Put every line of the data below into a Markdown table with two columns, Row and Line. Number the rows in order, and leave out any blank lines.

* start *

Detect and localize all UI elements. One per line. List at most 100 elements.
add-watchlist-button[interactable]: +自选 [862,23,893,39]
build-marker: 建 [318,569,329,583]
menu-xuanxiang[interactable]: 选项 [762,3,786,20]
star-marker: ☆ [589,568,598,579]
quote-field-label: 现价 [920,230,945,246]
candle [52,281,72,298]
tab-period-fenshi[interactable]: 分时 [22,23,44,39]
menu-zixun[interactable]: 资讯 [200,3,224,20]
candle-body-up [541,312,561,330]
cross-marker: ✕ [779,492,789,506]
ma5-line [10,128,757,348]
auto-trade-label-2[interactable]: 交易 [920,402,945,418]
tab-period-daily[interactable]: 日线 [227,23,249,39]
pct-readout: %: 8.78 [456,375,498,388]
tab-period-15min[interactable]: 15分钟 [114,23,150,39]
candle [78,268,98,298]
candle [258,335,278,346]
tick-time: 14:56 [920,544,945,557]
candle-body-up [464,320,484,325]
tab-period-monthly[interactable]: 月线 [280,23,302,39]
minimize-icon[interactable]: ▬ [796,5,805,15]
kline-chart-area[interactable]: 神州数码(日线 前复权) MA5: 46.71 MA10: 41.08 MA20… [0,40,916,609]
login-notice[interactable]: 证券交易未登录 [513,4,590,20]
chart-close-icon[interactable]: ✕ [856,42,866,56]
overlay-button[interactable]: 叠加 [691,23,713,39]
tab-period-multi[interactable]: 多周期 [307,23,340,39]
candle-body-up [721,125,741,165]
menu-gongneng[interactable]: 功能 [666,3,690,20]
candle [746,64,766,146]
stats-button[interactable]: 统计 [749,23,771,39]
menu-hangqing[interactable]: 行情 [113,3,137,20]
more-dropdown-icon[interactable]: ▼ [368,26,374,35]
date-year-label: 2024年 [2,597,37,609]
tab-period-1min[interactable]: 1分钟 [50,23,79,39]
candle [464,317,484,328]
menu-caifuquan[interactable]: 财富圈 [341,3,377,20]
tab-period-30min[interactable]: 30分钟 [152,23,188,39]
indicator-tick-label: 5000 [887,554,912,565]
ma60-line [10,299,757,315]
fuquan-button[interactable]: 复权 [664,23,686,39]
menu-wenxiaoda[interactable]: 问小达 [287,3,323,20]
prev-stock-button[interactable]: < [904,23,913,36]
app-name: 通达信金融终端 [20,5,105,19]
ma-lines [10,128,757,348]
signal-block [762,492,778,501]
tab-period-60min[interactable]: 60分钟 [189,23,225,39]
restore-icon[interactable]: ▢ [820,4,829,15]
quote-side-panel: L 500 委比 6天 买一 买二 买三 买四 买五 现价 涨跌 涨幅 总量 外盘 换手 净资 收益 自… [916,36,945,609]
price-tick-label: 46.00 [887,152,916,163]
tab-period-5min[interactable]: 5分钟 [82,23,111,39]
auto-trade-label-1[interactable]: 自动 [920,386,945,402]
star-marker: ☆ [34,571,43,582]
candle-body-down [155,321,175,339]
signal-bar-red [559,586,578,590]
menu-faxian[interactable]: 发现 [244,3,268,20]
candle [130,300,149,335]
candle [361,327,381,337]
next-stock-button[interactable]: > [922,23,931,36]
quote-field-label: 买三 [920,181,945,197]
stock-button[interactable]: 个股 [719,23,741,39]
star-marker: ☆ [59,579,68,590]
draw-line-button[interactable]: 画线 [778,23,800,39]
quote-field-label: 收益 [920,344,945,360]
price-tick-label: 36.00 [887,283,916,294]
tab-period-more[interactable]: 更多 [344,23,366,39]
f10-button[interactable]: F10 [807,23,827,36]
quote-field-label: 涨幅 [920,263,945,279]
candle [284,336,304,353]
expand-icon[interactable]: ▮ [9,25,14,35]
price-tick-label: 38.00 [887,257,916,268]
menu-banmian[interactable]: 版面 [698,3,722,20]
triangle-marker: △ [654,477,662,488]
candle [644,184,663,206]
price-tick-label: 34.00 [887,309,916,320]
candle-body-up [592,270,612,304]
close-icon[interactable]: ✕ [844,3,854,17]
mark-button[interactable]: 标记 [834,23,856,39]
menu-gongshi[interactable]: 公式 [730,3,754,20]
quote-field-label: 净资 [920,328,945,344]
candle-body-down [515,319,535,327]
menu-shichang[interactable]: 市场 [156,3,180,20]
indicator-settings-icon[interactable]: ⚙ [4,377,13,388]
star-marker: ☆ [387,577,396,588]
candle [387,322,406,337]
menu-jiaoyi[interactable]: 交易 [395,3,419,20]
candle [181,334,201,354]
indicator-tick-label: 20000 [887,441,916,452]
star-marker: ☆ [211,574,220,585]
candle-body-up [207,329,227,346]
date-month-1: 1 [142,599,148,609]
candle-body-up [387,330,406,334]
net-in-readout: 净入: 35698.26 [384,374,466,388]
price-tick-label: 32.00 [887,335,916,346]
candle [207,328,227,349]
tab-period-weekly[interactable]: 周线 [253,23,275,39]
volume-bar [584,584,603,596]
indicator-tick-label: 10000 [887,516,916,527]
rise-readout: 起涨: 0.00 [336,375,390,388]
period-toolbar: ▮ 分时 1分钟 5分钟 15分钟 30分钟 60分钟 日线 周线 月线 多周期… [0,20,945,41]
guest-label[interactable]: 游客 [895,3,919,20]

* end *

TASK SOLUTION:
| Row | Line |
|---|---|
| 1 | Detect and localize all UI elements. One per line. List at most 100 elements. |
| 2 | add-watchlist-button[interactable]: +自选 [862,23,893,39] |
| 3 | build-marker: 建 [318,569,329,583] |
| 4 | menu-xuanxiang[interactable]: 选项 [762,3,786,20] |
| 5 | star-marker: ☆ [589,568,598,579] |
| 6 | quote-field-label: 现价 [920,230,945,246] |
| 7 | candle [52,281,72,298] |
| 8 | tab-period-fenshi[interactable]: 分时 [22,23,44,39] |
| 9 | menu-zixun[interactable]: 资讯 [200,3,224,20] |
| 10 | candle-body-up [541,312,561,330] |
| 11 | cross-marker: ✕ [779,492,789,506] |
| 12 | ma5-line [10,128,757,348] |
| 13 | auto-trade-label-2[interactable]: 交易 [920,402,945,418] |
| 14 | tab-period-daily[interactable]: 日线 [227,23,249,39] |
| 15 | pct-readout: %: 8.78 [456,375,498,388] |
| 16 | tab-period-15min[interactable]: 15分钟 [114,23,150,39] |
| 17 | candle [78,268,98,298] |
| 18 | candle [258,335,278,346] |
| 19 | tick-time: 14:56 [920,544,945,557] |
| 20 | candle-body-up [464,320,484,325] |
| 21 | tab-period-monthly[interactable]: 月线 [280,23,302,39] |
| 22 | minimize-icon[interactable]: ▬ [796,5,805,15] |
| 23 | kline-chart-area[interactable]: 神州数码(日线 前复权) MA5: 46.71 MA10: 41.08 MA20… [0,40,916,609] |
| 24 | login-notice[interactable]: 证券交易未登录 [513,4,590,20] |
| 25 | chart-close-icon[interactable]: ✕ [856,42,866,56] |
| 26 | overlay-button[interactable]: 叠加 [691,23,713,39] |
| 27 | tab-period-multi[interactable]: 多周期 [307,23,340,39] |
| 28 | candle-body-up [721,125,741,165] |
| 29 | menu-gongneng[interactable]: 功能 [666,3,690,20] |
| 30 | candle [746,64,766,146] |
| 31 | stats-button[interactable]: 统计 [749,23,771,39] |
| 32 | menu-hangqing[interactable]: 行情 [113,3,137,20] |
| 33 | more-dropdown-icon[interactable]: ▼ [368,26,374,35] |
| 34 | date-year-label: 2024年 [2,597,37,609] |
| 35 | tab-period-1min[interactable]: 1分钟 [50,23,79,39] |
| 36 | candle [464,317,484,328] |
| 37 | menu-caifuquan[interactable]: 财富圈 [341,3,377,20] |
| 38 | tab-period-30min[interactable]: 30分钟 [152,23,188,39] |
| 39 | indicator-tick-label: 5000 [887,554,912,565] |
| 40 | ma60-line [10,299,757,315] |
| 41 | fuquan-button[interactable]: 复权 [664,23,686,39] |
| 42 | menu-wenxiaoda[interactable]: 问小达 [287,3,323,20] |
| 43 | prev-stock-button[interactable]: < [904,23,913,36] |
| 44 | app-name: 通达信金融终端 [20,5,105,19] |
| 45 | ma-lines [10,128,757,348] |
| 46 | signal-block [762,492,778,501] |
| 47 | tab-period-60min[interactable]: 60分钟 [189,23,225,39] |
| 48 | restore-icon[interactable]: ▢ [820,4,829,15] |
| 49 | quote-side-panel: L 500 委比 6天 买一 买二 买三 买四 买五 现价 涨跌 涨幅 总量 外盘 换手 净资 收益 自… [916,36,945,609] |
| 50 | price-tick-label: 46.00 [887,152,916,163] |
| 51 | tab-period-5min[interactable]: 5分钟 [82,23,111,39] |
| 52 | auto-trade-label-1[interactable]: 自动 [920,386,945,402] |
| 53 | star-marker: ☆ [34,571,43,582] |
| 54 | candle-body-down [155,321,175,339] |
| 55 | signal-bar-red [559,586,578,590] |
| 56 | menu-faxian[interactable]: 发现 [244,3,268,20] |
| 57 | candle [130,300,149,335] |
| 58 | candle [361,327,381,337] |
| 59 | next-stock-button[interactable]: > [922,23,931,36] |
| 60 | quote-field-label: 买三 [920,181,945,197] |
| 61 | stock-button[interactable]: 个股 [719,23,741,39] |
| 62 | star-marker: ☆ [59,579,68,590] |
| 63 | draw-line-button[interactable]: 画线 [778,23,800,39] |
| 64 | quote-field-label: 收益 [920,344,945,360] |
| 65 | price-tick-label: 36.00 [887,283,916,294] |
| 66 | tab-period-more[interactable]: 更多 [344,23,366,39] |
| 67 | f10-button[interactable]: F10 [807,23,827,36] |
| 68 | quote-field-label: 涨幅 [920,263,945,279] |
| 69 | candle [284,336,304,353] |
| 70 | expand-icon[interactable]: ▮ [9,25,14,35] |
| 71 | price-tick-label: 38.00 [887,257,916,268] |
| 72 | menu-banmian[interactable]: 版面 [698,3,722,20] |
| 73 | triangle-marker: △ [654,477,662,488] |
| 74 | candle [644,184,663,206] |
| 75 | price-tick-label: 34.00 [887,309,916,320] |
| 76 | candle-body-up [592,270,612,304] |
| 77 | close-icon[interactable]: ✕ [844,3,854,17] |
| 78 | mark-button[interactable]: 标记 [834,23,856,39] |
| 79 | menu-gongshi[interactable]: 公式 [730,3,754,20] |
| 80 | quote-field-label: 净资 [920,328,945,344] |
| 81 | candle-body-down [515,319,535,327] |
| 82 | menu-shichang[interactable]: 市场 [156,3,180,20] |
| 83 | indicator-settings-icon[interactable]: ⚙ [4,377,13,388] |
| 84 | star-marker: ☆ [387,577,396,588] |
| 85 | candle [387,322,406,337] |
| 86 | menu-jiaoyi[interactable]: 交易 [395,3,419,20] |
| 87 | candle [181,334,201,354] |
| 88 | indicator-tick-label: 20000 [887,441,916,452] |
| 89 | star-marker: ☆ [211,574,220,585] |
| 90 | candle-body-up [207,329,227,346] |
| 91 | date-month-1: 1 [142,599,148,609] |
| 92 | candle-body-up [387,330,406,334] |
| 93 | net-in-readout: 净入: 35698.26 [384,374,466,388] |
| 94 | price-tick-label: 32.00 [887,335,916,346] |
| 95 | candle [207,328,227,349] |
| 96 | tab-period-weekly[interactable]: 周线 [253,23,275,39] |
| 97 | volume-bar [584,584,603,596] |
| 98 | indicator-tick-label: 10000 [887,516,916,527] |
| 99 | rise-readout: 起涨: 0.00 [336,375,390,388] |
| 100 | period-toolbar: ▮ 分时 1分钟 5分钟 15分钟 30分钟 60分钟 日线 周线 月线 多周期… [0,20,945,41] |
| 101 | guest-label[interactable]: 游客 [895,3,919,20] |